▶ Your goal
Can you set out every line of the entries below as a Markdown table with the columns "Row" and "Text," numbering the rows and skipping blank lines and pictures?

— start of Input for this task —

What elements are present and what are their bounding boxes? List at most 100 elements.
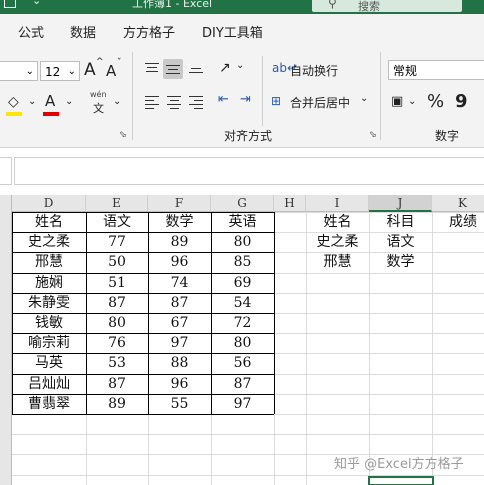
column-header-j[interactable]: J: [369, 195, 432, 212]
table-cell[interactable]: 85: [211, 252, 274, 272]
shrink-font-button[interactable]: A: [106, 62, 116, 80]
table-cell[interactable]: 76: [86, 333, 148, 353]
table-cell[interactable]: 89: [148, 232, 211, 252]
phonetic-button[interactable]: 文: [93, 100, 104, 116]
table-header-cell[interactable]: 英语: [211, 212, 274, 232]
tab-diy-toolbox[interactable]: DIY工具箱: [202, 22, 263, 41]
table-cell[interactable]: 87: [86, 374, 148, 394]
bottom-align-icon[interactable]: [189, 68, 203, 76]
table-cell[interactable]: [432, 232, 484, 252]
chevron-down-icon[interactable]: ⌄: [28, 96, 36, 107]
table-cell[interactable]: 96: [148, 252, 211, 272]
font-size-value: 12: [45, 65, 61, 79]
table-cell[interactable]: 50: [86, 252, 148, 272]
table-cell[interactable]: 72: [211, 313, 274, 333]
wrap-text-button[interactable]: 自动换行: [290, 62, 338, 79]
column-header-d[interactable]: D: [12, 195, 86, 212]
chevron-down-icon[interactable]: ⌄: [65, 96, 73, 107]
active-cell-indicator[interactable]: [368, 476, 434, 485]
orientation-icon[interactable]: ↗: [219, 60, 231, 76]
font-size-select[interactable]: 12 ⌄: [40, 61, 80, 81]
table-cell[interactable]: 97: [148, 333, 211, 353]
table-cell[interactable]: 87: [86, 293, 148, 313]
table-cell[interactable]: 87: [148, 293, 211, 313]
merge-center-button[interactable]: 合并后居中: [290, 94, 350, 111]
table-cell[interactable]: 邢慧: [12, 252, 86, 272]
table-header-cell[interactable]: 成绩: [432, 212, 484, 232]
table-cell[interactable]: 55: [148, 394, 211, 414]
table-header-cell[interactable]: 语文: [86, 212, 148, 232]
table-cell[interactable]: 96: [148, 374, 211, 394]
table-cell[interactable]: 56: [211, 353, 274, 373]
table-cell[interactable]: 曹翡翠: [12, 394, 86, 414]
customize-chevron-icon[interactable]: ⌄: [32, 0, 41, 7]
accounting-format-icon[interactable]: ▣: [391, 94, 403, 109]
table-cell[interactable]: 67: [148, 313, 211, 333]
grow-font-button[interactable]: A: [84, 60, 96, 80]
chevron-down-icon[interactable]: ⌄: [408, 96, 416, 107]
table-cell[interactable]: 74: [148, 273, 211, 293]
table-cell[interactable]: 马英: [12, 353, 86, 373]
font-dialog-launcher-icon[interactable]: ⬂: [119, 130, 127, 140]
percent-style-button[interactable]: %: [427, 91, 444, 112]
table-cell[interactable]: 53: [86, 353, 148, 373]
table-cell[interactable]: 史之柔: [306, 232, 369, 252]
table-header-cell[interactable]: 姓名: [12, 212, 86, 232]
align-left-icon[interactable]: [145, 96, 159, 112]
name-box[interactable]: [0, 157, 12, 185]
fill-color-icon[interactable]: ◇: [8, 94, 19, 110]
table-cell[interactable]: 邢慧: [306, 252, 369, 272]
tab-formulas[interactable]: 公式: [18, 22, 44, 41]
column-header-h[interactable]: H: [274, 195, 306, 212]
chevron-down-icon[interactable]: ⌄: [360, 93, 368, 104]
table-cell[interactable]: 史之柔: [12, 232, 86, 252]
table-cell[interactable]: 朱静雯: [12, 293, 86, 313]
table-cell[interactable]: 施娴: [12, 273, 86, 293]
table-cell[interactable]: 80: [211, 232, 274, 252]
alignment-dialog-launcher-icon[interactable]: ⬂: [369, 130, 377, 140]
grow-font-caret-icon: ^: [96, 57, 104, 67]
top-align-icon[interactable]: [145, 63, 159, 75]
table-cell[interactable]: 89: [86, 394, 148, 414]
worksheet-grid[interactable]: DEFGHIJK 姓名 语文 数学 英语 史之柔 77 89 80 邢慧 50 96 85 施娴 51 74…: [0, 195, 484, 485]
number-format-select[interactable]: 常规: [388, 60, 484, 80]
font-name-select[interactable]: ⌄: [0, 61, 38, 81]
tab-data[interactable]: 数据: [70, 22, 96, 41]
chevron-down-icon[interactable]: ⌄: [113, 96, 121, 107]
table-cell[interactable]: 69: [211, 273, 274, 293]
table-cell[interactable]: 54: [211, 293, 274, 313]
formula-input[interactable]: [14, 157, 484, 185]
column-header-k[interactable]: K: [432, 195, 484, 212]
table-cell[interactable]: 吕灿灿: [12, 374, 86, 394]
table-cell[interactable]: 88: [148, 353, 211, 373]
search-box[interactable]: ⚲ 搜索: [312, 0, 462, 13]
table-header-cell[interactable]: 科目: [369, 212, 432, 232]
column-header-i[interactable]: I: [306, 195, 369, 212]
table-cell[interactable]: [432, 252, 484, 272]
table-cell[interactable]: 数学: [369, 252, 432, 272]
column-header-f[interactable]: F: [148, 195, 211, 212]
column-header-g[interactable]: G: [211, 195, 274, 212]
search-icon: ⚲: [328, 0, 337, 10]
table-cell[interactable]: 80: [86, 313, 148, 333]
table-cell[interactable]: 语文: [369, 232, 432, 252]
column-header-e[interactable]: E: [86, 195, 148, 212]
increase-indent-icon[interactable]: ⇥: [240, 92, 251, 107]
tab-fangfang[interactable]: 方方格子: [123, 22, 175, 41]
save-icon[interactable]: [4, 0, 16, 8]
table-cell[interactable]: 钱敏: [12, 313, 86, 333]
table-cell[interactable]: 51: [86, 273, 148, 293]
align-center-icon[interactable]: [167, 96, 181, 112]
table-header-cell[interactable]: 数学: [148, 212, 211, 232]
decrease-indent-icon[interactable]: ⇤: [218, 92, 229, 107]
table-cell[interactable]: 80: [211, 333, 274, 353]
chevron-down-icon[interactable]: ⌄: [236, 60, 244, 71]
font-color-icon[interactable]: A: [45, 92, 55, 110]
align-right-icon[interactable]: [189, 96, 203, 112]
table-cell[interactable]: 87: [211, 374, 274, 394]
table-header-cell[interactable]: 姓名: [306, 212, 369, 232]
table-cell[interactable]: 97: [211, 394, 274, 414]
table-cell[interactable]: 喻宗莉: [12, 333, 86, 353]
table-cell[interactable]: 77: [86, 232, 148, 252]
comma-style-button[interactable]: 9: [455, 91, 468, 112]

— end of Input for this task —

▶ Full response
| Row | Text |
|---|---|
| 1 | What elements are present and what are their bounding boxes? List at most 100 elements. |
| 2 | column-header-j[interactable]: J: [369, 195, 432, 212] |
| 3 | table-cell[interactable]: 85: [211, 252, 274, 272] |
| 4 | shrink-font-button[interactable]: A: [106, 62, 116, 80] |
| 5 | table-cell[interactable]: 76: [86, 333, 148, 353] |
| 6 | table-cell[interactable]: 89: [148, 232, 211, 252] |
| 7 | phonetic-button[interactable]: 文: [93, 100, 104, 116] |
| 8 | table-header-cell[interactable]: 英语: [211, 212, 274, 232] |
| 9 | tab-diy-toolbox[interactable]: DIY工具箱: [202, 22, 263, 41] |
| 10 | table-cell[interactable]: 87: [86, 374, 148, 394] |
| 11 | bottom-align-icon[interactable]: [189, 68, 203, 76] |
| 12 | table-cell[interactable]: [432, 232, 484, 252] |
| 13 | chevron-down-icon[interactable]: ⌄: [28, 96, 36, 107] |
| 14 | table-cell[interactable]: 96: [148, 252, 211, 272] |
| 15 | font-size-value: 12: [45, 65, 61, 79] |
| 16 | table-cell[interactable]: 50: [86, 252, 148, 272] |
| 17 | table-cell[interactable]: 72: [211, 313, 274, 333] |
| 18 | wrap-text-button[interactable]: 自动换行: [290, 62, 338, 79] |
| 19 | column-header-d[interactable]: D: [12, 195, 86, 212] |
| 20 | chevron-down-icon[interactable]: ⌄: [65, 96, 73, 107] |
| 21 | active-cell-indicator[interactable]: [368, 476, 434, 485] |
| 22 | orientation-icon[interactable]: ↗: [219, 60, 231, 76] |
| 23 | font-size-select[interactable]: 12 ⌄: [40, 61, 80, 81] |
| 24 | table-cell[interactable]: 97: [148, 333, 211, 353] |
| 25 | table-cell[interactable]: 87: [86, 293, 148, 313] |
| 26 | table-cell[interactable]: 87: [148, 293, 211, 313] |
| 27 | merge-center-button[interactable]: 合并后居中: [290, 94, 350, 111] |
| 28 | table-cell[interactable]: 邢慧: [12, 252, 86, 272] |
| 29 | table-header-cell[interactable]: 成绩: [432, 212, 484, 232] |
| 30 | table-cell[interactable]: 55: [148, 394, 211, 414] |
| 31 | table-header-cell[interactable]: 语文: [86, 212, 148, 232] |
| 32 | table-cell[interactable]: 96: [148, 374, 211, 394] |
| 33 | table-cell[interactable]: 56: [211, 353, 274, 373] |
| 34 | table-cell[interactable]: 曹翡翠: [12, 394, 86, 414] |
| 35 | customize-chevron-icon[interactable]: ⌄: [32, 0, 41, 7] |
| 36 | accounting-format-icon[interactable]: ▣: [391, 94, 403, 109] |
| 37 | table-cell[interactable]: 67: [148, 313, 211, 333] |
| 38 | grow-font-button[interactable]: A: [84, 60, 96, 80] |
| 39 | chevron-down-icon[interactable]: ⌄: [408, 96, 416, 107] |
| 40 | table-cell[interactable]: 74: [148, 273, 211, 293] |
| 41 | table-cell[interactable]: 马英: [12, 353, 86, 373] |
| 42 | font-dialog-launcher-icon[interactable]: ⬂: [119, 130, 127, 140] |
| 43 | percent-style-button[interactable]: %: [427, 91, 444, 112] |
| 44 | table-cell[interactable]: 53: [86, 353, 148, 373] |
| 45 | table-cell[interactable]: 史之柔: [306, 232, 369, 252] |
| 46 | table-header-cell[interactable]: 姓名: [12, 212, 86, 232] |
| 47 | align-left-icon[interactable]: [145, 96, 159, 112] |
| 48 | name-box[interactable]: [0, 157, 12, 185] |
| 49 | fill-color-icon[interactable]: ◇: [8, 94, 19, 110] |
| 50 | table-cell[interactable]: 邢慧: [306, 252, 369, 272] |
| 51 | tab-formulas[interactable]: 公式: [18, 22, 44, 41] |
| 52 | column-header-h[interactable]: H: [274, 195, 306, 212] |
| 53 | chevron-down-icon[interactable]: ⌄: [360, 93, 368, 104] |
| 54 | table-cell[interactable]: 史之柔: [12, 232, 86, 252] |
| 55 | table-cell[interactable]: 朱静雯: [12, 293, 86, 313] |
| 56 | table-cell[interactable]: 施娴: [12, 273, 86, 293] |
| 57 | table-cell[interactable]: 80: [211, 232, 274, 252] |
| 58 | alignment-dialog-launcher-icon[interactable]: ⬂: [369, 130, 377, 140] |
| 59 | grow-font-caret-icon: ^: [96, 57, 104, 67] |
| 60 | top-align-icon[interactable]: [145, 63, 159, 75] |
| 61 | table-cell[interactable]: 89: [86, 394, 148, 414] |
| 62 | worksheet-grid[interactable]: DEFGHIJK 姓名 语文 数学 英语 史之柔 77 89 80 邢慧 50 96 85 施娴 51 74…: [0, 195, 484, 485] |
| 63 | number-format-select[interactable]: 常规: [388, 60, 484, 80] |
| 64 | font-name-select[interactable]: ⌄: [0, 61, 38, 81] |
| 65 | tab-data[interactable]: 数据: [70, 22, 96, 41] |
| 66 | chevron-down-icon[interactable]: ⌄: [113, 96, 121, 107] |
| 67 | table-cell[interactable]: 69: [211, 273, 274, 293] |
| 68 | table-cell[interactable]: 54: [211, 293, 274, 313] |
| 69 | formula-input[interactable]: [14, 157, 484, 185] |
| 70 | column-header-k[interactable]: K: [432, 195, 484, 212] |
| 71 | table-cell[interactable]: 吕灿灿: [12, 374, 86, 394] |
| 72 | table-cell[interactable]: 88: [148, 353, 211, 373] |
| 73 | search-box[interactable]: ⚲ 搜索: [312, 0, 462, 13] |
| 74 | table-header-cell[interactable]: 科目: [369, 212, 432, 232] |
| 75 | column-header-i[interactable]: I: [306, 195, 369, 212] |
| 76 | table-cell[interactable]: [432, 252, 484, 272] |
| 77 | table-cell[interactable]: 数学: [369, 252, 432, 272] |
| 78 | column-header-f[interactable]: F: [148, 195, 211, 212] |
| 79 | column-header-g[interactable]: G: [211, 195, 274, 212] |
| 80 | search-icon: ⚲: [328, 0, 337, 10] |
| 81 | table-cell[interactable]: 80: [86, 313, 148, 333] |
| 82 | table-cell[interactable]: 语文: [369, 232, 432, 252] |
| 83 | column-header-e[interactable]: E: [86, 195, 148, 212] |
| 84 | increase-indent-icon[interactable]: ⇥: [240, 92, 251, 107] |
| 85 | tab-fangfang[interactable]: 方方格子: [123, 22, 175, 41] |
| 86 | save-icon[interactable]: [4, 0, 16, 8] |
| 87 | table-cell[interactable]: 钱敏: [12, 313, 86, 333] |
| 88 | table-cell[interactable]: 51: [86, 273, 148, 293] |
| 89 | align-center-icon[interactable]: [167, 96, 181, 112] |
| 90 | table-header-cell[interactable]: 数学: [148, 212, 211, 232] |
| 91 | decrease-indent-icon[interactable]: ⇤: [218, 92, 229, 107] |
| 92 | table-cell[interactable]: 80: [211, 333, 274, 353] |
| 93 | chevron-down-icon[interactable]: ⌄: [236, 60, 244, 71] |
| 94 | font-color-icon[interactable]: A: [45, 92, 55, 110] |
| 95 | align-right-icon[interactable]: [189, 96, 203, 112] |
| 96 | table-cell[interactable]: 87: [211, 374, 274, 394] |
| 97 | table-header-cell[interactable]: 姓名: [306, 212, 369, 232] |
| 98 | table-cell[interactable]: 97: [211, 394, 274, 414] |
| 99 | table-cell[interactable]: 喻宗莉: [12, 333, 86, 353] |
| 100 | table-cell[interactable]: 77: [86, 232, 148, 252] |
| 101 | comma-style-button[interactable]: 9: [455, 91, 468, 112] |